**Records from a collection of figures**
====
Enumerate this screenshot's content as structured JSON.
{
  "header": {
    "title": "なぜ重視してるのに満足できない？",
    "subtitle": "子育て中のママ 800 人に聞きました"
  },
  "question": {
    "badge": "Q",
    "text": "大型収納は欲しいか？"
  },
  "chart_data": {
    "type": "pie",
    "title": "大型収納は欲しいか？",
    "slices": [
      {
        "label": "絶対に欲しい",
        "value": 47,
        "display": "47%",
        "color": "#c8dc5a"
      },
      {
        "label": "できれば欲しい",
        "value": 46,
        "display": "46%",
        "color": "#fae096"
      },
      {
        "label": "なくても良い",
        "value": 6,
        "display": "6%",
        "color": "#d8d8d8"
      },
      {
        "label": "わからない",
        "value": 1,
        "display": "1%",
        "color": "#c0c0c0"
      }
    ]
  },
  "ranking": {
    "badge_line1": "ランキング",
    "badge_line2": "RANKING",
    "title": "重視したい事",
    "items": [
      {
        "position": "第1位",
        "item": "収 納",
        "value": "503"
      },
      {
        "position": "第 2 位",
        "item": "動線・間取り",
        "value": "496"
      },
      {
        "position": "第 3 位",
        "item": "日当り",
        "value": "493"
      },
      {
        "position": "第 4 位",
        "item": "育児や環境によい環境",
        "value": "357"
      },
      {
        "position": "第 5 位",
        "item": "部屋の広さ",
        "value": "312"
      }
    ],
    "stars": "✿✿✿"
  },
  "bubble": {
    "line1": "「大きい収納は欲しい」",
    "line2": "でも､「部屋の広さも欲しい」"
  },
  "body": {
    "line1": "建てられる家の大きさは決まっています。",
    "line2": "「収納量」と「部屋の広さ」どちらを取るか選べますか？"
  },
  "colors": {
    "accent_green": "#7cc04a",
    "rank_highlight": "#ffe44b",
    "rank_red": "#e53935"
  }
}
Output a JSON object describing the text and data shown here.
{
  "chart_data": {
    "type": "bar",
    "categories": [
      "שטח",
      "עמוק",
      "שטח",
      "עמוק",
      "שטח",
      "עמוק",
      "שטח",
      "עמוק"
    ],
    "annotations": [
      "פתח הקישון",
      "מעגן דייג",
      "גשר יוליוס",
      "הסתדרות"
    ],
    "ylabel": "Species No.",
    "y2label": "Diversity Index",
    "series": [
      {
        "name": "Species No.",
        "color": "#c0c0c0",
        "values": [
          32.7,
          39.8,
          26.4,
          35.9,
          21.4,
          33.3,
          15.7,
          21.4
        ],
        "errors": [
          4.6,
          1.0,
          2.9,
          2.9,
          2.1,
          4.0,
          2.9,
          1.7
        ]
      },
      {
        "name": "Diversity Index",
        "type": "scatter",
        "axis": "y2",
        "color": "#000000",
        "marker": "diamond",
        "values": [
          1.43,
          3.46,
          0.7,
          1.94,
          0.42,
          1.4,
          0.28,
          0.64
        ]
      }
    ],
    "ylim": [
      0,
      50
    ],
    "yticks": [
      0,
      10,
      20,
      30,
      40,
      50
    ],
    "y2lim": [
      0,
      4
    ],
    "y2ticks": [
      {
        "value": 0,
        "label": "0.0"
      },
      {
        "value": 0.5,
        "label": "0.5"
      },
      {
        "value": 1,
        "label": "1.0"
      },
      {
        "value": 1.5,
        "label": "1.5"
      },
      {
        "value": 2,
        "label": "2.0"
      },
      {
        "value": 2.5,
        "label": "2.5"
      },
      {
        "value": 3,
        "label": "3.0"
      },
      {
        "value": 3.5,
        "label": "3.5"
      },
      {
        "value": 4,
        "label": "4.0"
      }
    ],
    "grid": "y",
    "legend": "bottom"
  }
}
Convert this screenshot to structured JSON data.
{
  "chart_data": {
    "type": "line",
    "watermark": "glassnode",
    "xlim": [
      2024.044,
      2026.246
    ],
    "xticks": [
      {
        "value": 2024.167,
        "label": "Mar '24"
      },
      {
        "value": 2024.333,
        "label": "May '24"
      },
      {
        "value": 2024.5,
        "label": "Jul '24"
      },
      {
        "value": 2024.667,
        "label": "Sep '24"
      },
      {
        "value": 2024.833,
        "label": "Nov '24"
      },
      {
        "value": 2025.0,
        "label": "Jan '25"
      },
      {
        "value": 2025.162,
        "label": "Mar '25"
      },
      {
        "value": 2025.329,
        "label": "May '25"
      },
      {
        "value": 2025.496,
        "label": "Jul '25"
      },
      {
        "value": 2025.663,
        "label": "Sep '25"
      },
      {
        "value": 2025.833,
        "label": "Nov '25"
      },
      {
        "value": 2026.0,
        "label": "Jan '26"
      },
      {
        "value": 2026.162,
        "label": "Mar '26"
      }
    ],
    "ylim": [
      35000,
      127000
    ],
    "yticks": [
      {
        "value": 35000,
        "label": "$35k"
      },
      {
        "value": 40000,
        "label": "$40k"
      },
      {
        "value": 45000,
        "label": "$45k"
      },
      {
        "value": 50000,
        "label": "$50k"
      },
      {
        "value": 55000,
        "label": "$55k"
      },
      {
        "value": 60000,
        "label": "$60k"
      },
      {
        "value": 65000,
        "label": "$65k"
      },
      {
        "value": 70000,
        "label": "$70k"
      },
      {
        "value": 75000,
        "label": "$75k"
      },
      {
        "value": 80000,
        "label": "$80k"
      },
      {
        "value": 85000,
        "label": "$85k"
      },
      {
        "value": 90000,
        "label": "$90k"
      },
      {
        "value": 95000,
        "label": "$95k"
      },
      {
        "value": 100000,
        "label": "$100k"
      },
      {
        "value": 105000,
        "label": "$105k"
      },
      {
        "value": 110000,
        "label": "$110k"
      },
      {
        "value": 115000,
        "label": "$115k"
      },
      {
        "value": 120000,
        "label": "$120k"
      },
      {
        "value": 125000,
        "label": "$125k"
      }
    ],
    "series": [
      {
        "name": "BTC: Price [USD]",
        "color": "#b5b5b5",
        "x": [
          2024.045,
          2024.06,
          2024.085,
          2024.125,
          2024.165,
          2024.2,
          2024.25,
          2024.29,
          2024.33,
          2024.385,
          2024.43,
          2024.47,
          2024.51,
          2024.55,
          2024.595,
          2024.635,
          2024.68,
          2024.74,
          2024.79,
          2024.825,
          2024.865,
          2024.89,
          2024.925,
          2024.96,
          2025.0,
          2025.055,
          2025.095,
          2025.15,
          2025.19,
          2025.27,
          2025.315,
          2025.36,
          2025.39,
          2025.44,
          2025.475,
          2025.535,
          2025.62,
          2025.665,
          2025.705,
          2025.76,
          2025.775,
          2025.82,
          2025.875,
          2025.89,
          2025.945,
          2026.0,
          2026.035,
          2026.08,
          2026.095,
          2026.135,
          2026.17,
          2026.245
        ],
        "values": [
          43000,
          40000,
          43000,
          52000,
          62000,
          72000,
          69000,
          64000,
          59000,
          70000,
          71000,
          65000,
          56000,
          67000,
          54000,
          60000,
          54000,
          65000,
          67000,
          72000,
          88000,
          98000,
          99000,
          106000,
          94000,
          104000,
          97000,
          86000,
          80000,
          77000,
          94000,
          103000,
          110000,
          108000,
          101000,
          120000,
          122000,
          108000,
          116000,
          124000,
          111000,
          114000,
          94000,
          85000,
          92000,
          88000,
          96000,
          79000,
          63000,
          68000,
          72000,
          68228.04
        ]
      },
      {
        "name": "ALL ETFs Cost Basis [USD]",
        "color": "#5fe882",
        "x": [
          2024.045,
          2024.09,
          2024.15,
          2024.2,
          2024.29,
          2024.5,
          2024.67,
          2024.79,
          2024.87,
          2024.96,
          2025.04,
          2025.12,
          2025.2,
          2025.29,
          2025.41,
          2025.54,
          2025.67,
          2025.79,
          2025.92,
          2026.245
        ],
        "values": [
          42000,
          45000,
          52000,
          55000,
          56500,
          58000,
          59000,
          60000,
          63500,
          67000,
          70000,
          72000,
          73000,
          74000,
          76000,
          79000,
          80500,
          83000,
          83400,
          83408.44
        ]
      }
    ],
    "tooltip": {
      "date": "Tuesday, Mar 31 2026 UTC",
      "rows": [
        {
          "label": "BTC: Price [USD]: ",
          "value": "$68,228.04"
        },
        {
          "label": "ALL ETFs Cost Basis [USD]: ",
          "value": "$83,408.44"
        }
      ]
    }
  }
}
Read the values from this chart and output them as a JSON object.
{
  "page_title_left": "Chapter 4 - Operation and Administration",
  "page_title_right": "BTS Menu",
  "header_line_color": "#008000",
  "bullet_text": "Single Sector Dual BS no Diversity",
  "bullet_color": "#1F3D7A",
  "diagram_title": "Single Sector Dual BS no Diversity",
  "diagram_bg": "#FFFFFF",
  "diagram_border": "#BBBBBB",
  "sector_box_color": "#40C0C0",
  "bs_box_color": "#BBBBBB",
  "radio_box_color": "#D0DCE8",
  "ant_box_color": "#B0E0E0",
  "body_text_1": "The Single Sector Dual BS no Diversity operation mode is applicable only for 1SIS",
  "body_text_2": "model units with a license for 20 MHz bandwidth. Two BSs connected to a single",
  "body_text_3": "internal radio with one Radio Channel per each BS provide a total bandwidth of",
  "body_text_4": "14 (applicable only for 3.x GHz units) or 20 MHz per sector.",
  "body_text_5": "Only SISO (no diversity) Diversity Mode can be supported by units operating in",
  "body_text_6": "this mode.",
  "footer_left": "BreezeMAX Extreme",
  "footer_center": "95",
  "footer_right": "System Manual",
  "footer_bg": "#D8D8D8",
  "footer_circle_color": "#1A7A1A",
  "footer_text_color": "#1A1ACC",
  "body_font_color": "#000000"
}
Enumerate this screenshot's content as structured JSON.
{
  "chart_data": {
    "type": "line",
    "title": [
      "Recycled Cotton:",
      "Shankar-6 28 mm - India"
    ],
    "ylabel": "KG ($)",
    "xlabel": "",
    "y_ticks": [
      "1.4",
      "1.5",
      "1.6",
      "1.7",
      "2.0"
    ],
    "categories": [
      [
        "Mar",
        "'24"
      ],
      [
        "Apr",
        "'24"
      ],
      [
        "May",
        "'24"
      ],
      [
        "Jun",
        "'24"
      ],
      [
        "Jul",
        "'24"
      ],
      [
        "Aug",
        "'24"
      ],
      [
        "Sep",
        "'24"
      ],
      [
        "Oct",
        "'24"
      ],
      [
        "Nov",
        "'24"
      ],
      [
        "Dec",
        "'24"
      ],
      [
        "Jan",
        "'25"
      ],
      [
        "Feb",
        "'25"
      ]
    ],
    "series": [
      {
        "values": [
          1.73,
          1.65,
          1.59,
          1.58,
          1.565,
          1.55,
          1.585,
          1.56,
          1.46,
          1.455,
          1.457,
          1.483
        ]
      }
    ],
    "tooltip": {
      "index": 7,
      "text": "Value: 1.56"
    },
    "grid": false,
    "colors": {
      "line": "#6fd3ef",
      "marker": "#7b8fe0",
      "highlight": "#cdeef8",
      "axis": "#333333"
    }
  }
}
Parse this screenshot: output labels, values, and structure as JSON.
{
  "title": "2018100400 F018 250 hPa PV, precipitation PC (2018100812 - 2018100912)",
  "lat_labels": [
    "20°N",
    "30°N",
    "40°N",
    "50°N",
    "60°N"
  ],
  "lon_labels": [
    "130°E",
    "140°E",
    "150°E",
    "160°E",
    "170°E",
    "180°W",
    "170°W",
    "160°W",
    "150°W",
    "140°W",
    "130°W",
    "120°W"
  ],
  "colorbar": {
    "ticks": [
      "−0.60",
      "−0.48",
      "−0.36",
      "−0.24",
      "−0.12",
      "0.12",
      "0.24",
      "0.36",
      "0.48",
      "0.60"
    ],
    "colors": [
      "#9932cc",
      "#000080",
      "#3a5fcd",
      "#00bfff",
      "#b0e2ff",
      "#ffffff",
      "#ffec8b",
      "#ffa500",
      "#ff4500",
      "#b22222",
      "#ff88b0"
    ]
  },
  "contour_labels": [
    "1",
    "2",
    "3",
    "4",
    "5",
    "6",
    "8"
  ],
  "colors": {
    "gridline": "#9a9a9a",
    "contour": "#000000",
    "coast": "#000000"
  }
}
====
**EXERCISE AIM**
Give back exactly the lines that run from the line with "Parse this screenshot: output" through the close of the material, counting both ends, and nothing more.

**WORKED SOLUTION**
Parse this screenshot: output labels, values, and structure as JSON.
{
  "title": "2018100400 F018 250 hPa PV, precipitation PC (2018100812 - 2018100912)",
  "lat_labels": [
    "20°N",
    "30°N",
    "40°N",
    "50°N",
    "60°N"
  ],
  "lon_labels": [
    "130°E",
    "140°E",
    "150°E",
    "160°E",
    "170°E",
    "180°W",
    "170°W",
    "160°W",
    "150°W",
    "140°W",
    "130°W",
    "120°W"
  ],
  "colorbar": {
    "ticks": [
      "−0.60",
      "−0.48",
      "−0.36",
      "−0.24",
      "−0.12",
      "0.12",
      "0.24",
      "0.36",
      "0.48",
      "0.60"
    ],
    "colors": [
      "#9932cc",
      "#000080",
      "#3a5fcd",
      "#00bfff",
      "#b0e2ff",
      "#ffffff",
      "#ffec8b",
      "#ffa500",
      "#ff4500",
      "#b22222",
      "#ff88b0"
    ]
  },
  "contour_labels": [
    "1",
    "2",
    "3",
    "4",
    "5",
    "6",
    "8"
  ],
  "colors": {
    "gridline": "#9a9a9a",
    "contour": "#000000",
    "coast": "#000000"
  }
}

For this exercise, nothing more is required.